(Data extracted from a collection)
------------------------

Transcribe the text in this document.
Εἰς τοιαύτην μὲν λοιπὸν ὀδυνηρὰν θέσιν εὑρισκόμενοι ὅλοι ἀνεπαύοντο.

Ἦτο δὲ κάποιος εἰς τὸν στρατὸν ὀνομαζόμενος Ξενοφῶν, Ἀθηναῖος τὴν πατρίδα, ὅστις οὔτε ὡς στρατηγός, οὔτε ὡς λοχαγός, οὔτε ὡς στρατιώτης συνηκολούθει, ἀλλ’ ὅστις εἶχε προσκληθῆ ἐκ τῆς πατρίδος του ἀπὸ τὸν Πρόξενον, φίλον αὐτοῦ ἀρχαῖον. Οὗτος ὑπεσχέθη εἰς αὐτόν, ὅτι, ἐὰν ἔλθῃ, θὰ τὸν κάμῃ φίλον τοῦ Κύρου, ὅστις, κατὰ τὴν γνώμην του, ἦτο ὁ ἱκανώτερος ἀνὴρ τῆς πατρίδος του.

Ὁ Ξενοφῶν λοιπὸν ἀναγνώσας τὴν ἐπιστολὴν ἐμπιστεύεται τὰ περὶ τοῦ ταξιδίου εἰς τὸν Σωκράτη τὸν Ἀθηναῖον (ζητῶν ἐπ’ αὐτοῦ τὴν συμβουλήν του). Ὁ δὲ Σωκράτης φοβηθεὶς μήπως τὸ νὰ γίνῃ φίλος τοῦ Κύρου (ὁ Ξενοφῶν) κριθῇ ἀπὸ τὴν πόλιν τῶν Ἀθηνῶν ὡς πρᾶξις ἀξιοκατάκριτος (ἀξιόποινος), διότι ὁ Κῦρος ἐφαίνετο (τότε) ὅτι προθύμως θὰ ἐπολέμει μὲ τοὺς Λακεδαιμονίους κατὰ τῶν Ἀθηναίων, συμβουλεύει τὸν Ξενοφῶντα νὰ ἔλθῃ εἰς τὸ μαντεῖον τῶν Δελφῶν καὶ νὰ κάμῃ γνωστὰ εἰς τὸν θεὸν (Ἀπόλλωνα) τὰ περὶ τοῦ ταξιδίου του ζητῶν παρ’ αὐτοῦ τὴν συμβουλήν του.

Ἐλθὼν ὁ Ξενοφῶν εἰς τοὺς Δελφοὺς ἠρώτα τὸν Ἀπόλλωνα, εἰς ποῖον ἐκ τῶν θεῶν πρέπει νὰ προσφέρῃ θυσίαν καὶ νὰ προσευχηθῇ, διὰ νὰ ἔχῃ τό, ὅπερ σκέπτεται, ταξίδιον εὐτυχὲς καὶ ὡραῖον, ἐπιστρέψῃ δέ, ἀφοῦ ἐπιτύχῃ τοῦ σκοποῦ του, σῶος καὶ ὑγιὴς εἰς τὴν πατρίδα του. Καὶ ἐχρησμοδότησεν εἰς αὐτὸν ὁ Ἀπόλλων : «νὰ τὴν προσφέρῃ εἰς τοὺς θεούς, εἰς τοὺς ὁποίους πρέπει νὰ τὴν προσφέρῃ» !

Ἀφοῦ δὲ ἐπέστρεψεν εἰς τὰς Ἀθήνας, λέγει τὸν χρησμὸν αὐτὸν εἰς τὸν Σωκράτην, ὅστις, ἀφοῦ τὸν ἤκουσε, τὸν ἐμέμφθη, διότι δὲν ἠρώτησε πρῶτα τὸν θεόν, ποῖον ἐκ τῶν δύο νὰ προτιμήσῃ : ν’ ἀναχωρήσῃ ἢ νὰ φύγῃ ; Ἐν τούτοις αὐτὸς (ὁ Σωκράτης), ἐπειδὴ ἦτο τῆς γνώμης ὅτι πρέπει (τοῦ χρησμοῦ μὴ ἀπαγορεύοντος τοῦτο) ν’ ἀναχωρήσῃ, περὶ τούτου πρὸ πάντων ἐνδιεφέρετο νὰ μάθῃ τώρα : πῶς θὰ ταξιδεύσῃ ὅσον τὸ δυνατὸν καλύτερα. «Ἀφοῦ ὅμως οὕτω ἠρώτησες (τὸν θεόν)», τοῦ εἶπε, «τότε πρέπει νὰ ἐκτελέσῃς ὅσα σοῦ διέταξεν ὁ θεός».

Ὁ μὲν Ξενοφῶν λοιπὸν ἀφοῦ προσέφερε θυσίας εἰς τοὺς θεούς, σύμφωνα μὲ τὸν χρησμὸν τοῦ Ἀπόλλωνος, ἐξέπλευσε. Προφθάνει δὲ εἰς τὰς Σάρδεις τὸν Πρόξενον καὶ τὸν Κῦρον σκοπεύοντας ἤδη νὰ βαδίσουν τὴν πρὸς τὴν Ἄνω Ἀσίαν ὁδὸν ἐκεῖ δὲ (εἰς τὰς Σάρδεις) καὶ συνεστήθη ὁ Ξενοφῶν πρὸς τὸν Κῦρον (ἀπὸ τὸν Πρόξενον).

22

------------------------

## Exercise directions
Recite the full listing above exactly.

## Reply to the task
Transcribe the text in this document.
Εἰς τοιαύτην μὲν λοιπὸν ὀδυνηρὰν θέσιν εὑρισκόμενοι ὅλοι ἀνεπαύοντο.

Ἦτο δὲ κάποιος εἰς τὸν στρατὸν ὀνομαζόμενος Ξενοφῶν, Ἀθηναῖος τὴν πατρίδα, ὅστις οὔτε ὡς στρατηγός, οὔτε ὡς λοχαγός, οὔτε ὡς στρατιώτης συνηκολούθει, ἀλλ’ ὅστις εἶχε προσκληθῆ ἐκ τῆς πατρίδος του ἀπὸ τὸν Πρόξενον, φίλον αὐτοῦ ἀρχαῖον. Οὗτος ὑπεσχέθη εἰς αὐτόν, ὅτι, ἐὰν ἔλθῃ, θὰ τὸν κάμῃ φίλον τοῦ Κύρου, ὅστις, κατὰ τὴν γνώμην του, ἦτο ὁ ἱκανώτερος ἀνὴρ τῆς πατρίδος του.

Ὁ Ξενοφῶν λοιπὸν ἀναγνώσας τὴν ἐπιστολὴν ἐμπιστεύεται τὰ περὶ τοῦ ταξιδίου εἰς τὸν Σωκράτη τὸν Ἀθηναῖον (ζητῶν ἐπ’ αὐτοῦ τὴν συμβουλήν του). Ὁ δὲ Σωκράτης φοβηθεὶς μήπως τὸ νὰ γίνῃ φίλος τοῦ Κύρου (ὁ Ξενοφῶν) κριθῇ ἀπὸ τὴν πόλιν τῶν Ἀθηνῶν ὡς πρᾶξις ἀξιοκατάκριτος (ἀξιόποινος), διότι ὁ Κῦρος ἐφαίνετο (τότε) ὅτι προθύμως θὰ ἐπολέμει μὲ τοὺς Λακεδαιμονίους κατὰ τῶν Ἀθηναίων, συμβουλεύει τὸν Ξενοφῶντα νὰ ἔλθῃ εἰς τὸ μαντεῖον τῶν Δελφῶν καὶ νὰ κάμῃ γνωστὰ εἰς τὸν θεὸν (Ἀπόλλωνα) τὰ περὶ τοῦ ταξιδίου του ζητῶν παρ’ αὐτοῦ τὴν συμβουλήν του.

Ἐλθὼν ὁ Ξενοφῶν εἰς τοὺς Δελφοὺς ἠρώτα τὸν Ἀπόλλωνα, εἰς ποῖον ἐκ τῶν θεῶν πρέπει νὰ προσφέρῃ θυσίαν καὶ νὰ προσευχηθῇ, διὰ νὰ ἔχῃ τό, ὅπερ σκέπτεται, ταξίδιον εὐτυχὲς καὶ ὡραῖον, ἐπιστρέψῃ δέ, ἀφοῦ ἐπιτύχῃ τοῦ σκοποῦ του, σῶος καὶ ὑγιὴς εἰς τὴν πατρίδα του. Καὶ ἐχρησμοδότησεν εἰς αὐτὸν ὁ Ἀπόλλων : «νὰ τὴν προσφέρῃ εἰς τοὺς θεούς, εἰς τοὺς ὁποίους πρέπει νὰ τὴν προσφέρῃ» !

Ἀφοῦ δὲ ἐπέστρεψεν εἰς τὰς Ἀθήνας, λέγει τὸν χρησμὸν αὐτὸν εἰς τὸν Σωκράτην, ὅστις, ἀφοῦ τὸν ἤκουσε, τὸν ἐμέμφθη, διότι δὲν ἠρώτησε πρῶτα τὸν θεόν, ποῖον ἐκ τῶν δύο νὰ προτιμήσῃ : ν’ ἀναχωρήσῃ ἢ νὰ φύγῃ ; Ἐν τούτοις αὐτὸς (ὁ Σωκράτης), ἐπειδὴ ἦτο τῆς γνώμης ὅτι πρέπει (τοῦ χρησμοῦ μὴ ἀπαγορεύοντος τοῦτο) ν’ ἀναχωρήσῃ, περὶ τούτου πρὸ πάντων ἐνδιεφέρετο νὰ μάθῃ τώρα : πῶς θὰ ταξιδεύσῃ ὅσον τὸ δυνατὸν καλύτερα. «Ἀφοῦ ὅμως οὕτω ἠρώτησες (τὸν θεόν)», τοῦ εἶπε, «τότε πρέπει νὰ ἐκτελέσῃς ὅσα σοῦ διέταξεν ὁ θεός».

Ὁ μὲν Ξενοφῶν λοιπὸν ἀφοῦ προσέφερε θυσίας εἰς τοὺς θεούς, σύμφωνα μὲ τὸν χρησμὸν τοῦ Ἀπόλλωνος, ἐξέπλευσε. Προφθάνει δὲ εἰς τὰς Σάρδεις τὸν Πρόξενον καὶ τὸν Κῦρον σκοπεύοντας ἤδη νὰ βαδίσουν τὴν πρὸς τὴν Ἄνω Ἀσίαν ὁδὸν ἐκεῖ δὲ (εἰς τὰς Σάρδεις) καὶ συνεστήθη ὁ Ξενοφῶν πρὸς τὸν Κῦρον (ἀπὸ τὸν Πρόξενον).

22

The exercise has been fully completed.